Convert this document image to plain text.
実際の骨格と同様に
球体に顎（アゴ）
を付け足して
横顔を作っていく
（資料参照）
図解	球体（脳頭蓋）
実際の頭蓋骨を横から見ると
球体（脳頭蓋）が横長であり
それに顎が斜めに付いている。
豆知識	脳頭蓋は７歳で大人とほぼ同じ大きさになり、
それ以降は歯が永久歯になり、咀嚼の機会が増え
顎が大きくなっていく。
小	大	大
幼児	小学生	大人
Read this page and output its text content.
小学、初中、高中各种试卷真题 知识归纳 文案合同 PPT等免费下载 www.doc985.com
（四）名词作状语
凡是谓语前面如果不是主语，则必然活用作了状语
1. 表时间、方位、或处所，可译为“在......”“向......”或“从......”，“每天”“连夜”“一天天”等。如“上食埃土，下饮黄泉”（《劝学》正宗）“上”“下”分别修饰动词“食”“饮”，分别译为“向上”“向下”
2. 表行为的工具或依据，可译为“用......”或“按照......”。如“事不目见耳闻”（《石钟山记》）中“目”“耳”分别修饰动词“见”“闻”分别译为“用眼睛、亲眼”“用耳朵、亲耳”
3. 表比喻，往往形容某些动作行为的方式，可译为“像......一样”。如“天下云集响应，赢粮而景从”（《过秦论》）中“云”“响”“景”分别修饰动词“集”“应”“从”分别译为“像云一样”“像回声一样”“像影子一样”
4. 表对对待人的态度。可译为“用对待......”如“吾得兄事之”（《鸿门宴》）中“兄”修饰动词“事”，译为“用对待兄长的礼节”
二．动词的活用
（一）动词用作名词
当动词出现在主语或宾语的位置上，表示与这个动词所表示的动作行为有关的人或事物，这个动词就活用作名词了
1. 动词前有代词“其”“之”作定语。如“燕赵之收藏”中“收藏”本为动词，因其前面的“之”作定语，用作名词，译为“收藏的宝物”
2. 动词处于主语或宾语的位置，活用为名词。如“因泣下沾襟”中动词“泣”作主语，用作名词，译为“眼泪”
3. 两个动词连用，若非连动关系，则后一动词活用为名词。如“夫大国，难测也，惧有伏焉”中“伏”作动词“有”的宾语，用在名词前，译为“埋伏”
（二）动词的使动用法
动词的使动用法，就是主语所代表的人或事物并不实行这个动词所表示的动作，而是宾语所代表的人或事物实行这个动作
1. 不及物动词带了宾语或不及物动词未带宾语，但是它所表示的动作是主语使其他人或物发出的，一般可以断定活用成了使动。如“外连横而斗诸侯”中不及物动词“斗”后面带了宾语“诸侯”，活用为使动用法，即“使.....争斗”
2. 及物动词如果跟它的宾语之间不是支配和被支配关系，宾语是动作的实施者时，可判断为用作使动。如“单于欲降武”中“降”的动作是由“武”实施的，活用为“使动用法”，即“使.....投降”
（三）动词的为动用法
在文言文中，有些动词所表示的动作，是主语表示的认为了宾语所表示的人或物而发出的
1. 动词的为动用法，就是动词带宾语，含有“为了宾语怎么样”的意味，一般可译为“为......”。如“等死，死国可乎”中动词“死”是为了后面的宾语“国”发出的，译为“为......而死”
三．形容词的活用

--------------------

> _Your goal_
In the lines above, locate the string "动词的为动用法". Copy every line where it occurs.

> _Worked solution_
（三）动词的为动用法
1. 动词的为动用法，就是动词带宾语，含有“为了宾语怎么样”的意味，一般可译为“为......”。如“等死，死国可乎”中动词“死”是为了后面的宾语“国”发出的，译为“为......而死”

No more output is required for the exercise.